WORK REQUIRED >>
Repeat everything in the material exactly.
** BEGIN SUPPLIED RECORDS **
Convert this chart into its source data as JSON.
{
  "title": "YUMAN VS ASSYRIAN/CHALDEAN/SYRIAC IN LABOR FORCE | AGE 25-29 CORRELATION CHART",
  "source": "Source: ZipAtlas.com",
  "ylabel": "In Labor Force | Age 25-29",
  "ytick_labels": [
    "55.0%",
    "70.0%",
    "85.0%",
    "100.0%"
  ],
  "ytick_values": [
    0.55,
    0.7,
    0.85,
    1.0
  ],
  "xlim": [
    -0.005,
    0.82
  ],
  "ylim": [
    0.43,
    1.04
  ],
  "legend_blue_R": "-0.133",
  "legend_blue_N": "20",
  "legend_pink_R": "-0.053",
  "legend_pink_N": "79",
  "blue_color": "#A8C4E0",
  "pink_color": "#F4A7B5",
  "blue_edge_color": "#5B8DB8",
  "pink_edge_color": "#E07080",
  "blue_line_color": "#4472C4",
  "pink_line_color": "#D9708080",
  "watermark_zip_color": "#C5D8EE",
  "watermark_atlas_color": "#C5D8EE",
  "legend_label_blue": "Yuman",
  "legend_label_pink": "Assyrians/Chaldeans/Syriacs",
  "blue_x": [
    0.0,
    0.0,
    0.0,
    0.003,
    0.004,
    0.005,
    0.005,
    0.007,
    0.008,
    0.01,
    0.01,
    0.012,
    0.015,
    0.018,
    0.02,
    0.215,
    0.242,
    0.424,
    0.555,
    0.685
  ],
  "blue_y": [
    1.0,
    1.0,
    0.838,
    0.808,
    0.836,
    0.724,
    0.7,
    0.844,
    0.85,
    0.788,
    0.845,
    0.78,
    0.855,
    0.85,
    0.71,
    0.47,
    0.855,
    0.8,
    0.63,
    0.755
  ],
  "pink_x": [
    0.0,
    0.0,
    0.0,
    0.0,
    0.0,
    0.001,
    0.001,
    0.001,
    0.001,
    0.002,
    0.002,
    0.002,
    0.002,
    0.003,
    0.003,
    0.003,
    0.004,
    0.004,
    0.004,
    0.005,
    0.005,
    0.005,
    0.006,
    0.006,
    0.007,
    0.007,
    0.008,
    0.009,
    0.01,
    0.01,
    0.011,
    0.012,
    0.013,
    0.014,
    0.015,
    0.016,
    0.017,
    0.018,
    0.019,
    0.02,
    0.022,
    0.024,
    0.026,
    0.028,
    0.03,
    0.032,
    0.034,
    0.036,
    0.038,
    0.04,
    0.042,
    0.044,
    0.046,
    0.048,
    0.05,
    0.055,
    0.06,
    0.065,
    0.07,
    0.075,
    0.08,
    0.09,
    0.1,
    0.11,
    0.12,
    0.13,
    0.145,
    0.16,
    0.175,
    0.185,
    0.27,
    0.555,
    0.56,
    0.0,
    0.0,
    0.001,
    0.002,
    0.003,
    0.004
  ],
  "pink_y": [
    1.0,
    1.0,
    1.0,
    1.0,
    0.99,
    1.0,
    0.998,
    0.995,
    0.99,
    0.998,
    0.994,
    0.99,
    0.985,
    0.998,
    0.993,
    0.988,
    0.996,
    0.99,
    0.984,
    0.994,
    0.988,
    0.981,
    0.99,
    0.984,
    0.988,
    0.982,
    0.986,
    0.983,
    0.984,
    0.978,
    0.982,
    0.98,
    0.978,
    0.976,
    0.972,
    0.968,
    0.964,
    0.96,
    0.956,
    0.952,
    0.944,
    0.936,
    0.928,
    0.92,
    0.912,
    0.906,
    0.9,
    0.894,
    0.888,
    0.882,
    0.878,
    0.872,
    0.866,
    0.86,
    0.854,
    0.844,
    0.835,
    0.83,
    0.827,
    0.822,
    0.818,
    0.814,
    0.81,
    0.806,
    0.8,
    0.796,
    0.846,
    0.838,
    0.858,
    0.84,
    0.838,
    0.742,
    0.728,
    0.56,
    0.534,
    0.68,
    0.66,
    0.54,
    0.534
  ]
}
** END SUPPLIED RECORDS **
FULL ANSWER >>
Convert this chart into its source data as JSON.
{
  "title": "YUMAN VS ASSYRIAN/CHALDEAN/SYRIAC IN LABOR FORCE | AGE 25-29 CORRELATION CHART",
  "source": "Source: ZipAtlas.com",
  "ylabel": "In Labor Force | Age 25-29",
  "ytick_labels": [
    "55.0%",
    "70.0%",
    "85.0%",
    "100.0%"
  ],
  "ytick_values": [
    0.55,
    0.7,
    0.85,
    1.0
  ],
  "xlim": [
    -0.005,
    0.82
  ],
  "ylim": [
    0.43,
    1.04
  ],
  "legend_blue_R": "-0.133",
  "legend_blue_N": "20",
  "legend_pink_R": "-0.053",
  "legend_pink_N": "79",
  "blue_color": "#A8C4E0",
  "pink_color": "#F4A7B5",
  "blue_edge_color": "#5B8DB8",
  "pink_edge_color": "#E07080",
  "blue_line_color": "#4472C4",
  "pink_line_color": "#D9708080",
  "watermark_zip_color": "#C5D8EE",
  "watermark_atlas_color": "#C5D8EE",
  "legend_label_blue": "Yuman",
  "legend_label_pink": "Assyrians/Chaldeans/Syriacs",
  "blue_x": [
    0.0,
    0.0,
    0.0,
    0.003,
    0.004,
    0.005,
    0.005,
    0.007,
    0.008,
    0.01,
    0.01,
    0.012,
    0.015,
    0.018,
    0.02,
    0.215,
    0.242,
    0.424,
    0.555,
    0.685
  ],
  "blue_y": [
    1.0,
    1.0,
    0.838,
    0.808,
    0.836,
    0.724,
    0.7,
    0.844,
    0.85,
    0.788,
    0.845,
    0.78,
    0.855,
    0.85,
    0.71,
    0.47,
    0.855,
    0.8,
    0.63,
    0.755
  ],
  "pink_x": [
    0.0,
    0.0,
    0.0,
    0.0,
    0.0,
    0.001,
    0.001,
    0.001,
    0.001,
    0.002,
    0.002,
    0.002,
    0.002,
    0.003,
    0.003,
    0.003,
    0.004,
    0.004,
    0.004,
    0.005,
    0.005,
    0.005,
    0.006,
    0.006,
    0.007,
    0.007,
    0.008,
    0.009,
    0.01,
    0.01,
    0.011,
    0.012,
    0.013,
    0.014,
    0.015,
    0.016,
    0.017,
    0.018,
    0.019,
    0.02,
    0.022,
    0.024,
    0.026,
    0.028,
    0.03,
    0.032,
    0.034,
    0.036,
    0.038,
    0.04,
    0.042,
    0.044,
    0.046,
    0.048,
    0.05,
    0.055,
    0.06,
    0.065,
    0.07,
    0.075,
    0.08,
    0.09,
    0.1,
    0.11,
    0.12,
    0.13,
    0.145,
    0.16,
    0.175,
    0.185,
    0.27,
    0.555,
    0.56,
    0.0,
    0.0,
    0.001,
    0.002,
    0.003,
    0.004
  ],
  "pink_y": [
    1.0,
    1.0,
    1.0,
    1.0,
    0.99,
    1.0,
    0.998,
    0.995,
    0.99,
    0.998,
    0.994,
    0.99,
    0.985,
    0.998,
    0.993,
    0.988,
    0.996,
    0.99,
    0.984,
    0.994,
    0.988,
    0.981,
    0.99,
    0.984,
    0.988,
    0.982,
    0.986,
    0.983,
    0.984,
    0.978,
    0.982,
    0.98,
    0.978,
    0.976,
    0.972,
    0.968,
    0.964,
    0.96,
    0.956,
    0.952,
    0.944,
    0.936,
    0.928,
    0.92,
    0.912,
    0.906,
    0.9,
    0.894,
    0.888,
    0.882,
    0.878,
    0.872,
    0.866,
    0.86,
    0.854,
    0.844,
    0.835,
    0.83,
    0.827,
    0.822,
    0.818,
    0.814,
    0.81,
    0.806,
    0.8,
    0.796,
    0.846,
    0.838,
    0.858,
    0.84,
    0.838,
    0.742,
    0.728,
    0.56,
    0.534,
    0.68,
    0.66,
    0.54,
    0.534
  ]
}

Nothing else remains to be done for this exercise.